**Prompt:**
Wherever the string "Grabador" appears, copy the whole line.

**Extracted entries:**
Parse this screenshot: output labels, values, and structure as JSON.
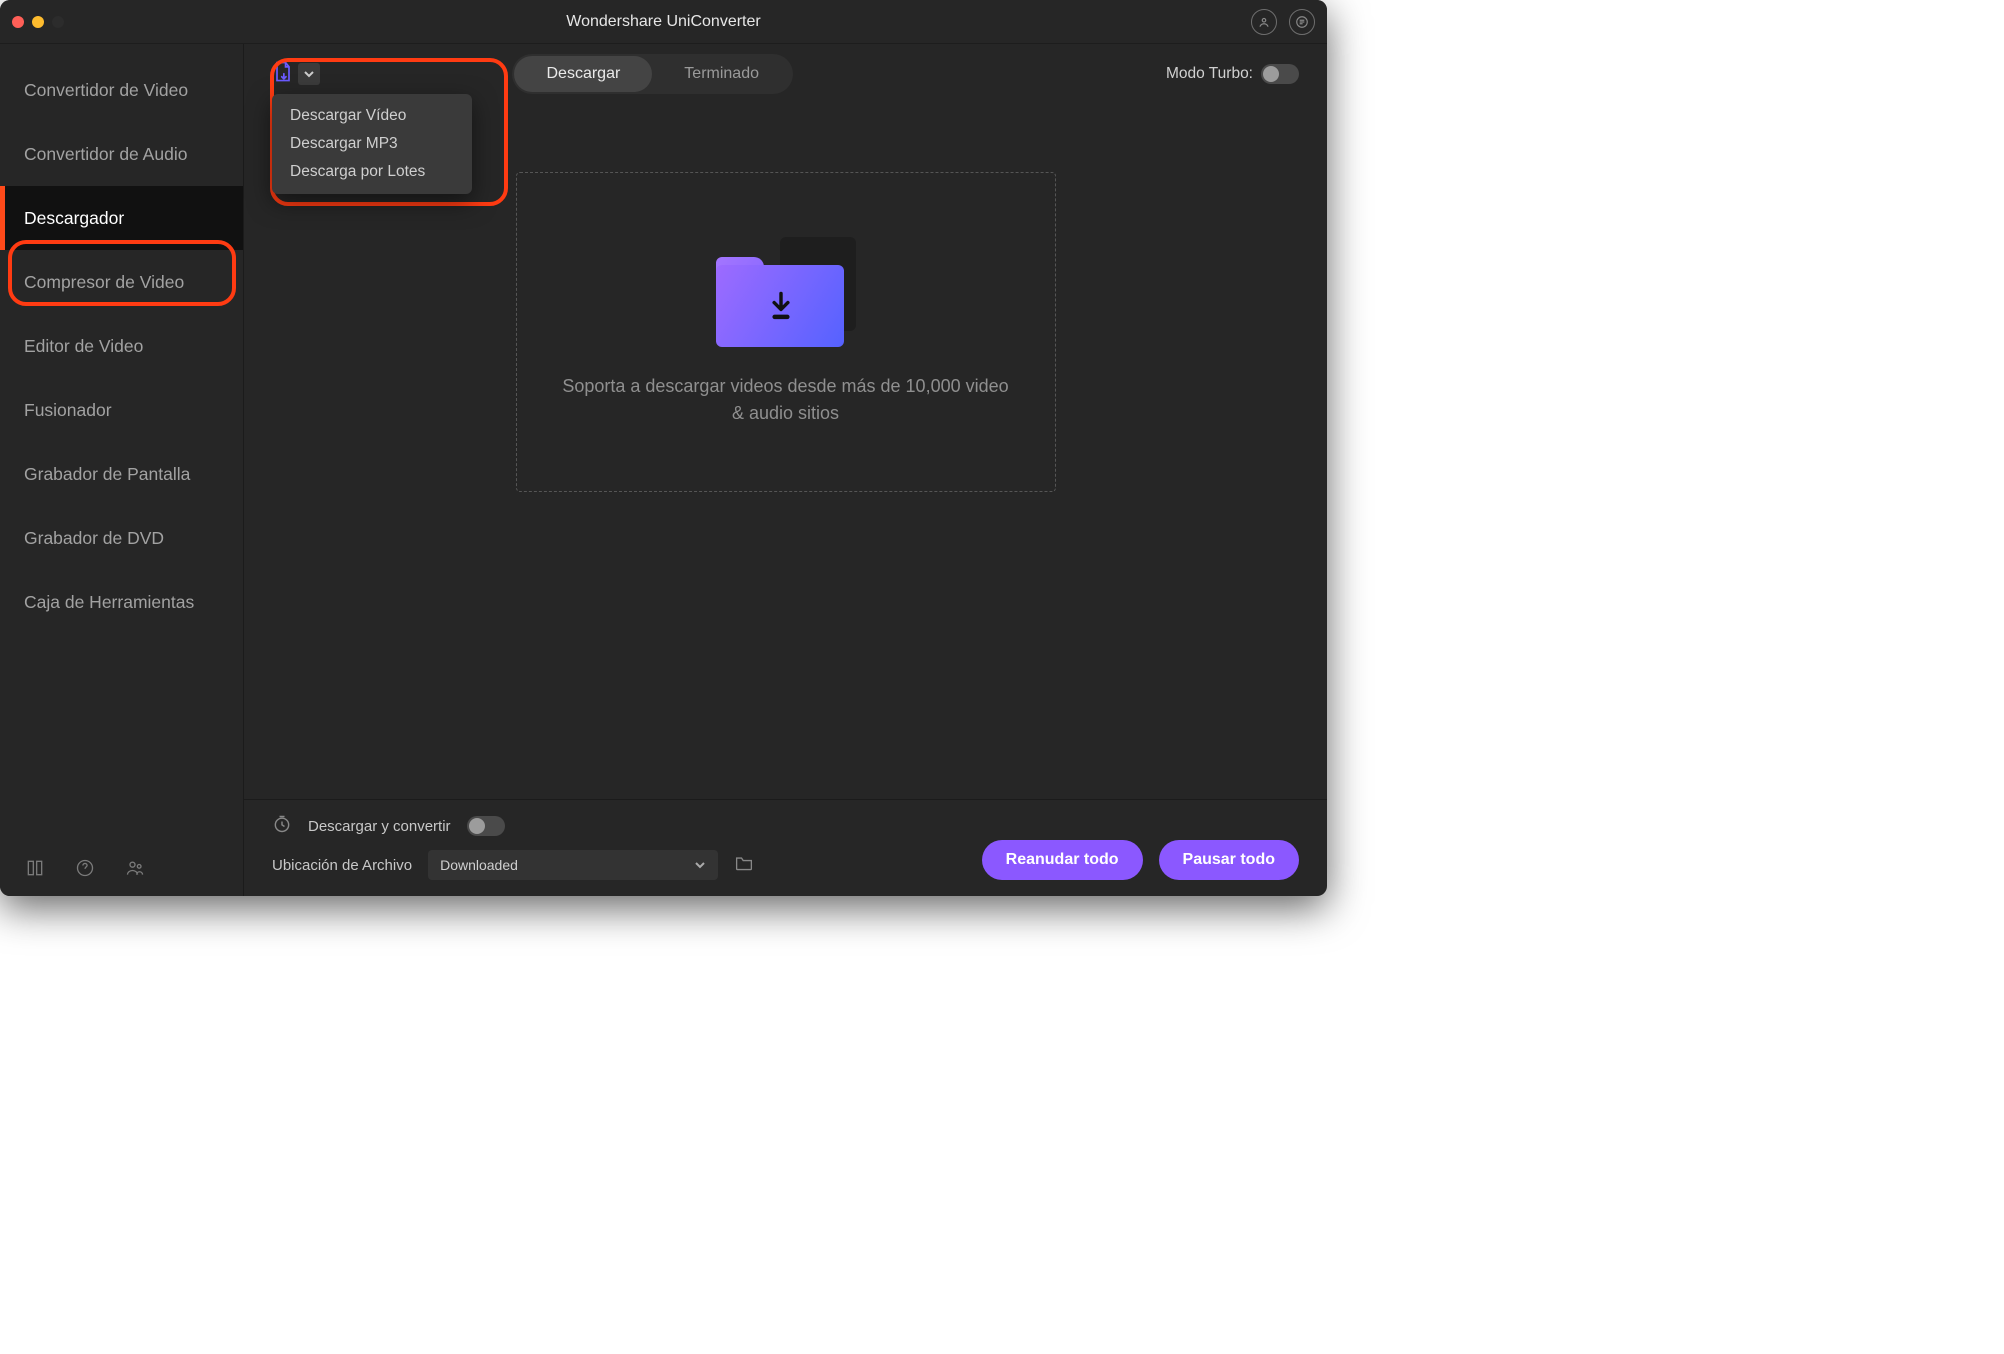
{
  "title": "Wondershare UniConverter",
  "sidebar": {
    "items": [
      {
        "id": "video-converter",
        "label": "Convertidor de Video"
      },
      {
        "id": "audio-converter",
        "label": "Convertidor de Audio"
      },
      {
        "id": "downloader",
        "label": "Descargador"
      },
      {
        "id": "video-compressor",
        "label": "Compresor de Video"
      },
      {
        "id": "video-editor",
        "label": "Editor de Video"
      },
      {
        "id": "merger",
        "label": "Fusionador"
      },
      {
        "id": "screen-recorder",
        "label": "Grabador de Pantalla"
      },
      {
        "id": "dvd-burner",
        "label": "Grabador de DVD"
      },
      {
        "id": "toolbox",
        "label": "Caja de Herramientas"
      }
    ],
    "active_index": 2
  },
  "dropdown": {
    "items": [
      {
        "id": "download-video",
        "label": "Descargar Vídeo"
      },
      {
        "id": "download-mp3",
        "label": "Descargar MP3"
      },
      {
        "id": "batch-download",
        "label": "Descarga por Lotes"
      }
    ]
  },
  "segment": {
    "items": [
      {
        "id": "downloading",
        "label": "Descargar"
      },
      {
        "id": "finished",
        "label": "Terminado"
      }
    ],
    "active_index": 0
  },
  "turbo": {
    "label": "Modo Turbo:"
  },
  "dropzone": {
    "text": "Soporta a descargar videos desde más de 10,000 video & audio sitios"
  },
  "bottom": {
    "convert_label": "Descargar y convertir",
    "location_label": "Ubicación de Archivo",
    "location_value": "Downloaded",
    "resume_label": "Reanudar todo",
    "pause_label": "Pausar todo"
  }
}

**Result:**
        "label": "Grabador de Pantalla"
        "label": "Grabador de DVD"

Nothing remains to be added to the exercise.